RECORD SET ->
▬▬▬▬▬▬

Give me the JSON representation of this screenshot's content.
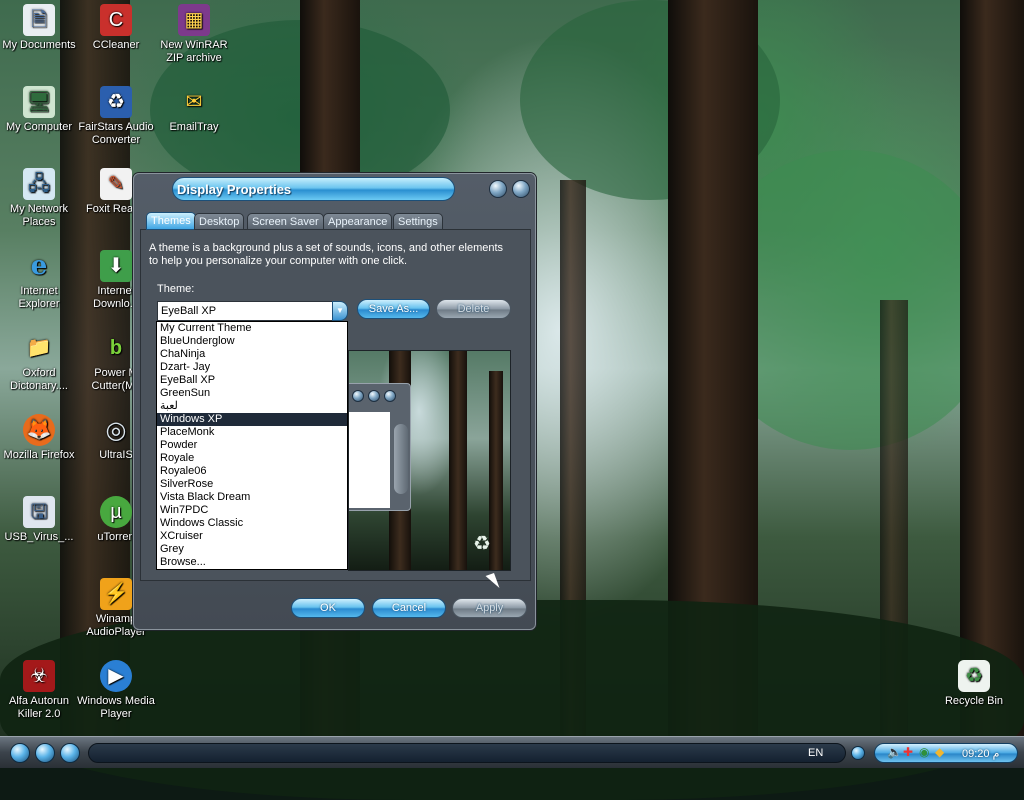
{
  "desktop": {
    "icons": [
      {
        "label": "My Documents",
        "glyph": "🗎"
      },
      {
        "label": "CCleaner",
        "glyph": "C"
      },
      {
        "label": "New WinRAR ZIP archive",
        "glyph": "▦"
      },
      {
        "label": "My Computer",
        "glyph": "🖥"
      },
      {
        "label": "FairStars Audio Converter",
        "glyph": "♻"
      },
      {
        "label": "EmailTray",
        "glyph": "✉"
      },
      {
        "label": "My Network Places",
        "glyph": "🖧"
      },
      {
        "label": "Foxit Rea",
        "glyph": "✎"
      },
      {
        "label": "Internet Explorer",
        "glyph": "e"
      },
      {
        "label": "Internet Downlo...",
        "glyph": "⬇"
      },
      {
        "label": "Oxford Dictonary....",
        "glyph": "📁"
      },
      {
        "label": "Power M Cutter(Mp",
        "glyph": "b"
      },
      {
        "label": "Mozilla Firefox",
        "glyph": "🦊"
      },
      {
        "label": "UltraIS",
        "glyph": "◎"
      },
      {
        "label": "USB_Virus_...",
        "glyph": "🖫"
      },
      {
        "label": "uTorren",
        "glyph": "µ"
      },
      {
        "label": "Winamp AudioPlayer",
        "glyph": "⚡"
      },
      {
        "label": "Alfa Autorun Killer 2.0",
        "glyph": "☣"
      },
      {
        "label": "Windows Media Player",
        "glyph": "▶"
      },
      {
        "label": "Recycle Bin",
        "glyph": "♻"
      }
    ]
  },
  "window": {
    "title": "Display Properties",
    "tabs": [
      "Themes",
      "Desktop",
      "Screen Saver",
      "Appearance",
      "Settings"
    ],
    "active_tab": "Themes",
    "description": "A theme is a background plus a set of sounds, icons, and other elements to help you personalize your computer with one click.",
    "theme_label": "Theme:",
    "theme_value": "EyeBall XP",
    "save_as_label": "Save As...",
    "delete_label": "Delete",
    "ok_label": "OK",
    "cancel_label": "Cancel",
    "apply_label": "Apply"
  },
  "dropdown": {
    "items": [
      "My Current Theme",
      "BlueUnderglow",
      "ChaNinja",
      "Dzart- Jay",
      "EyeBall XP",
      "GreenSun",
      "ﻟﻌﺒﺔ",
      "Windows XP",
      "PlaceMonk",
      "Powder",
      "Royale",
      "Royale06",
      "SilverRose",
      "Vista Black Dream",
      "Win7PDC",
      "Windows Classic",
      "XCruiser",
      "Grey",
      "Browse..."
    ],
    "selected": "Windows XP"
  },
  "taskbar": {
    "language": "EN",
    "time": "09:20 م"
  },
  "colors": {
    "accent": "#40a6e4",
    "window_body": "#4b535c",
    "selection": "#1f2a39"
  }
}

▬▬▬▬▬▬

WHAT IS NEEDED -> Lines in the listing above that contain the word "Windows" must be copied; leave out the rest.

EXPECTED ANSWER ->
        "label": "Windows Media Player",
      "Windows XP",
      "Windows Classic",
    "selected": "Windows XP"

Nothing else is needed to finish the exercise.